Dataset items
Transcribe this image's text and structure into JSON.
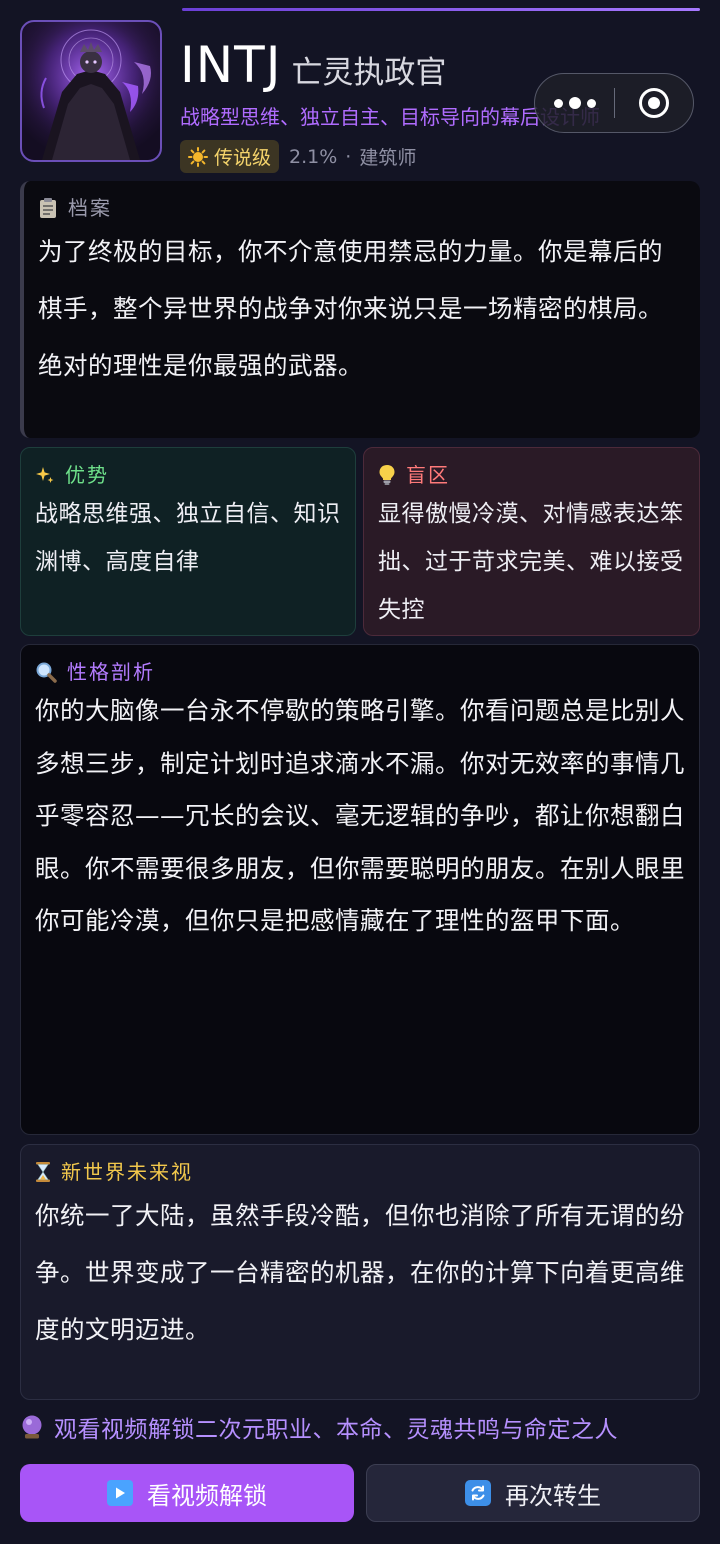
{
  "header": {
    "mbti": "INTJ",
    "class_name": "亡灵执政官",
    "subtitle": "战略型思维、独立自主、目标导向的幕后设计师",
    "tier": "传说级",
    "rarity": "2.1%",
    "separator": "·",
    "archetype": "建筑师"
  },
  "archive": {
    "title": "档案",
    "text": "为了终极的目标，你不介意使用禁忌的力量。你是幕后的棋手，整个异世界的战争对你来说只是一场精密的棋局。绝对的理性是你最强的武器。"
  },
  "strengths": {
    "title": "优势",
    "text": "战略思维强、独立自信、知识渊博、高度自律"
  },
  "blindspots": {
    "title": "盲区",
    "text": "显得傲慢冷漠、对情感表达笨拙、过于苛求完美、难以接受失控"
  },
  "analysis": {
    "title": "性格剖析",
    "text": "你的大脑像一台永不停歇的策略引擎。你看问题总是比别人多想三步，制定计划时追求滴水不漏。你对无效率的事情几乎零容忍——冗长的会议、毫无逻辑的争吵，都让你想翻白眼。你不需要很多朋友，但你需要聪明的朋友。在别人眼里你可能冷漠，但你只是把感情藏在了理性的盔甲下面。"
  },
  "future": {
    "title": "新世界未来视",
    "text": "你统一了大陆，虽然手段冷酷，但你也消除了所有无谓的纷争。世界变成了一台精密的机器，在你的计算下向着更高维度的文明迈进。"
  },
  "unlock_hint": "观看视频解锁二次元职业、本命、灵魂共鸣与命定之人",
  "buttons": {
    "watch": "看视频解锁",
    "reborn": "再次转生"
  },
  "icons": {
    "tier": "sun-icon",
    "archive": "clipboard-icon",
    "strengths": "sparkles-icon",
    "blindspots": "lightbulb-icon",
    "analysis": "magnifier-icon",
    "future": "hourglass-icon",
    "hint": "crystal-ball-icon",
    "watch": "play-icon",
    "reborn": "cycle-icon"
  },
  "colors": {
    "accent": "#a855f7",
    "subtitle": "#b06cff",
    "strength": "#6ee08a",
    "blindspot": "#ff7a7a",
    "future": "#f2c84c",
    "background": "#131424"
  }
}
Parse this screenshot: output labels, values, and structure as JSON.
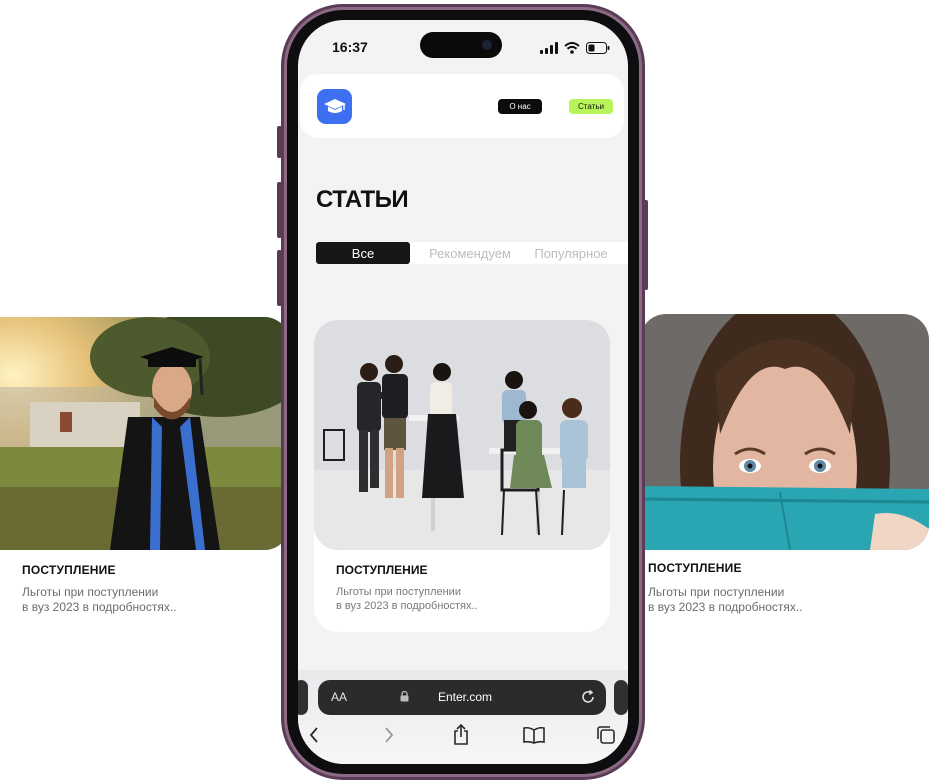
{
  "side_left": {
    "title": "ПОСТУПЛЕНИЕ",
    "desc_line1": "Льготы при поступлении",
    "desc_line2": "в вуз 2023 в подробностях.."
  },
  "side_right": {
    "title": "ПОСТУПЛЕНИЕ",
    "desc_line1": "Льготы при поступлении",
    "desc_line2": "в вуз 2023 в подробностях.."
  },
  "status_bar": {
    "time": "16:37"
  },
  "site_header": {
    "logo_icon": "graduation-cap-icon",
    "nav_about": "О нас",
    "nav_articles": "Статьи"
  },
  "page": {
    "title": "СТАТЬИ"
  },
  "tabs": [
    {
      "label": "Все",
      "active": true
    },
    {
      "label": "Рекомендуем",
      "active": false
    },
    {
      "label": "Популярное",
      "active": false
    }
  ],
  "card": {
    "title": "ПОСТУПЛЕНИЕ",
    "desc_line1": "Льготы при поступлении",
    "desc_line2": "в вуз 2023 в подробностях.."
  },
  "browser": {
    "text_size_label": "AA",
    "url": "Enter.com"
  },
  "colors": {
    "accent_blue": "#3d6ff0",
    "accent_green": "#b6f45a",
    "phone_frame": "#5a3c56"
  }
}
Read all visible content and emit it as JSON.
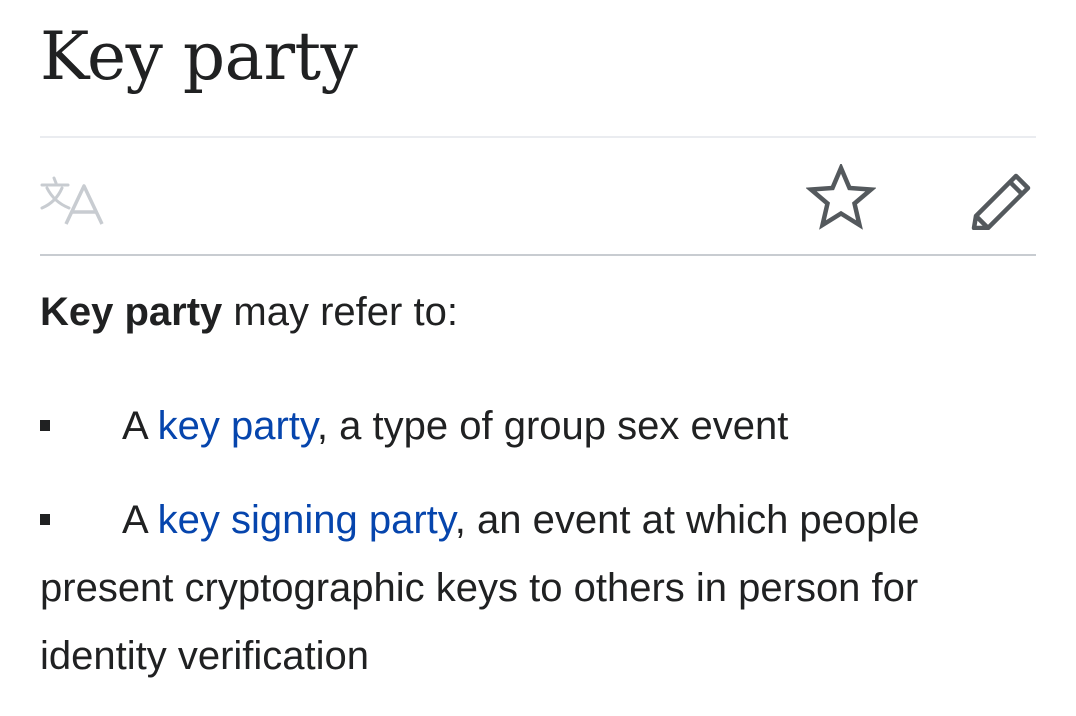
{
  "page": {
    "title": "Key party"
  },
  "toolbar": {
    "language_icon": "translate-icon",
    "watch_icon": "star-icon",
    "edit_icon": "pencil-icon"
  },
  "intro": {
    "bold": "Key party",
    "rest": " may refer to:"
  },
  "items": [
    {
      "prefix": "A ",
      "link": "key party",
      "suffix": ", a type of group sex event"
    },
    {
      "prefix": "A ",
      "link": "key signing party",
      "suffix": ", an event at which people present cryptographic keys to others in person for identity verification"
    }
  ],
  "colors": {
    "link": "#0645ad",
    "text": "#202122",
    "icon": "#54595d",
    "icon_disabled": "#c8ccd1"
  }
}
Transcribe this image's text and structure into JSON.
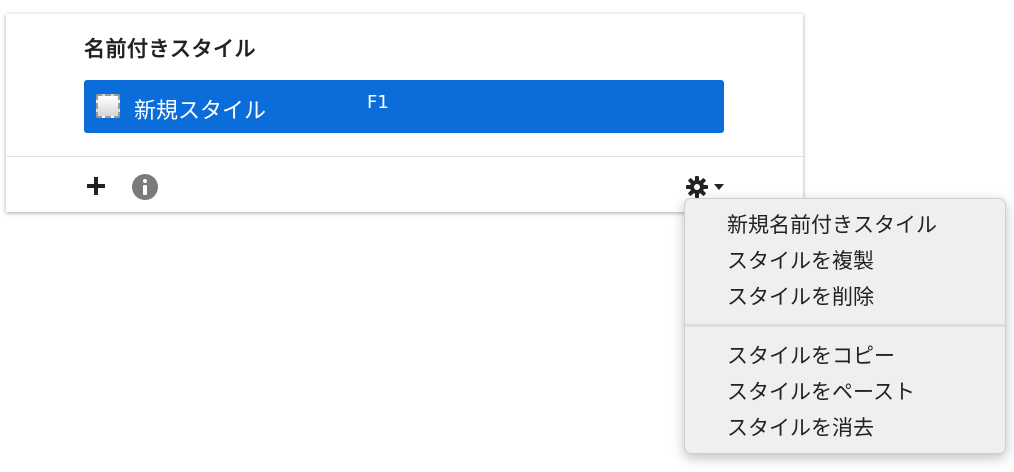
{
  "panel": {
    "title": "名前付きスタイル",
    "styles": [
      {
        "name": "新規スタイル",
        "shortcut": "F1",
        "selected": true
      }
    ]
  },
  "footer": {
    "add_icon": "plus-icon",
    "info_icon": "info-icon",
    "gear_icon": "gear-icon",
    "dropdown_icon": "caret-down-icon"
  },
  "menu": {
    "items": [
      "新規名前付きスタイル",
      "スタイルを複製",
      "スタイルを削除",
      "スタイルをコピー",
      "スタイルをペースト",
      "スタイルを消去"
    ]
  },
  "colors": {
    "selection": "#0b6dd9",
    "menu_bg": "#efefef"
  }
}
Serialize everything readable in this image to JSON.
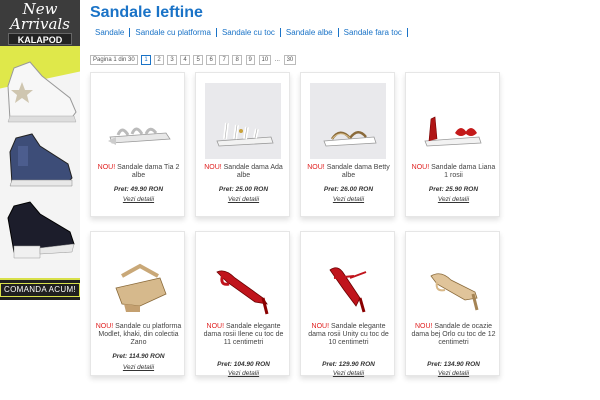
{
  "banner": {
    "title": "New\nArrivals",
    "brand": "KALAPOD",
    "cta": "COMANDA ACUM!"
  },
  "page": {
    "title": "Sandale Ieftine"
  },
  "nav": {
    "links": [
      "Sandale",
      "Sandale cu platforma",
      "Sandale cu toc",
      "Sandale albe",
      "Sandale fara toc"
    ]
  },
  "pager": {
    "label": "Pagina 1 din 30",
    "pages": [
      "1",
      "2",
      "3",
      "4",
      "5",
      "6",
      "7",
      "8",
      "9",
      "10"
    ],
    "dots": "...",
    "last": "30",
    "current": "1"
  },
  "products": [
    {
      "nou": "NOU!",
      "name": "Sandale dama Tia 2 albe",
      "price": "Pret: 49.90 RON",
      "details": "Vezi detalii"
    },
    {
      "nou": "NOU!",
      "name": "Sandale dama Ada albe",
      "price": "Pret: 25.00 RON",
      "details": "Vezi detalii"
    },
    {
      "nou": "NOU!",
      "name": "Sandale dama Betty albe",
      "price": "Pret: 26.00 RON",
      "details": "Vezi detalii"
    },
    {
      "nou": "NOU!",
      "name": "Sandale dama Liana 1 rosii",
      "price": "Pret: 25.90 RON",
      "details": "Vezi detalii"
    },
    {
      "nou": "NOU!",
      "name": "Sandale cu platforma Modlet, khaki, din colectia Zano",
      "price": "Pret: 114.90 RON",
      "details": "Vezi detalii"
    },
    {
      "nou": "NOU!",
      "name": "Sandale elegante dama rosii Ilene cu toc de 11 centimetri",
      "price": "Pret: 104.90 RON",
      "details": "Vezi detalii"
    },
    {
      "nou": "NOU!",
      "name": "Sandale elegante dama rosii Unity cu toc de 10 centimetri",
      "price": "Pret: 129.90 RON",
      "details": "Vezi detalii"
    },
    {
      "nou": "NOU!",
      "name": "Sandale de ocazie dama bej Orlo cu toc de 12 centimetri",
      "price": "Pret: 134.90 RON",
      "details": "Vezi detalii"
    }
  ]
}
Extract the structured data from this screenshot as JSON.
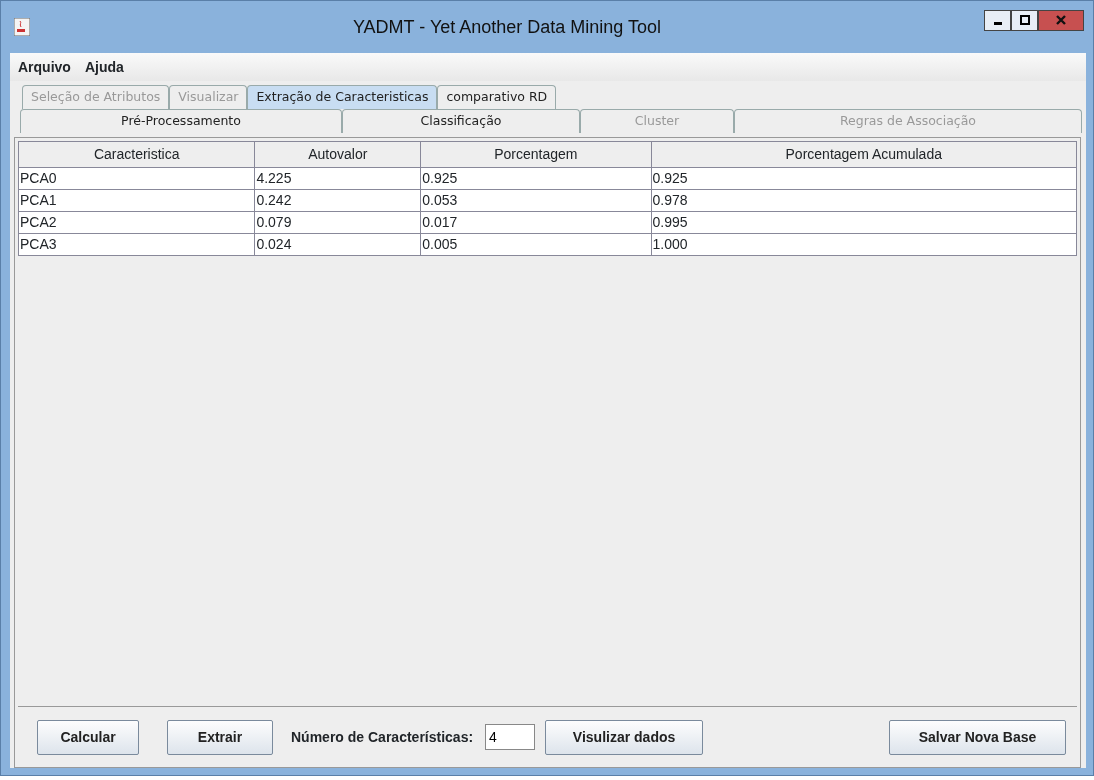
{
  "window": {
    "title": "YADMT - Yet Another Data Mining Tool"
  },
  "menu": [
    "Arquivo",
    "Ajuda"
  ],
  "tabs_row_1": [
    {
      "label": "Seleção de Atributos",
      "selected": false,
      "disabled": true
    },
    {
      "label": "Visualizar",
      "selected": false,
      "disabled": true
    },
    {
      "label": "Extração de Caracteristicas",
      "selected": true,
      "disabled": false
    },
    {
      "label": "comparativo RD",
      "selected": false,
      "disabled": false
    }
  ],
  "tabs_row_2": [
    {
      "label": "Pré-Processamento",
      "selected": false,
      "disabled": false
    },
    {
      "label": "Classificação",
      "selected": false,
      "disabled": false
    },
    {
      "label": "Cluster",
      "selected": false,
      "disabled": true
    },
    {
      "label": "Regras de Associação",
      "selected": false,
      "disabled": true
    }
  ],
  "table": {
    "columns": [
      "Caracteristica",
      "Autovalor",
      "Porcentagem",
      "Porcentagem Acumulada"
    ],
    "rows": [
      [
        "PCA0",
        "4.225",
        "0.925",
        "0.925"
      ],
      [
        "PCA1",
        "0.242",
        "0.053",
        "0.978"
      ],
      [
        "PCA2",
        "0.079",
        "0.017",
        "0.995"
      ],
      [
        "PCA3",
        "0.024",
        "0.005",
        "1.000"
      ]
    ]
  },
  "footer": {
    "calcular": "Calcular",
    "extrair": "Extrair",
    "count_label": "Número de Características:",
    "count_value": "4",
    "visualize": "Visulizar dados",
    "save": "Salvar Nova Base"
  }
}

WRITTEN EXERCISE
Scan the records above for the string "platforma", then select every line that holds it.

RESULT
      "Sandale cu platforma",
      "name": "Sandale cu platforma Modlet, khaki, din colectia Zano",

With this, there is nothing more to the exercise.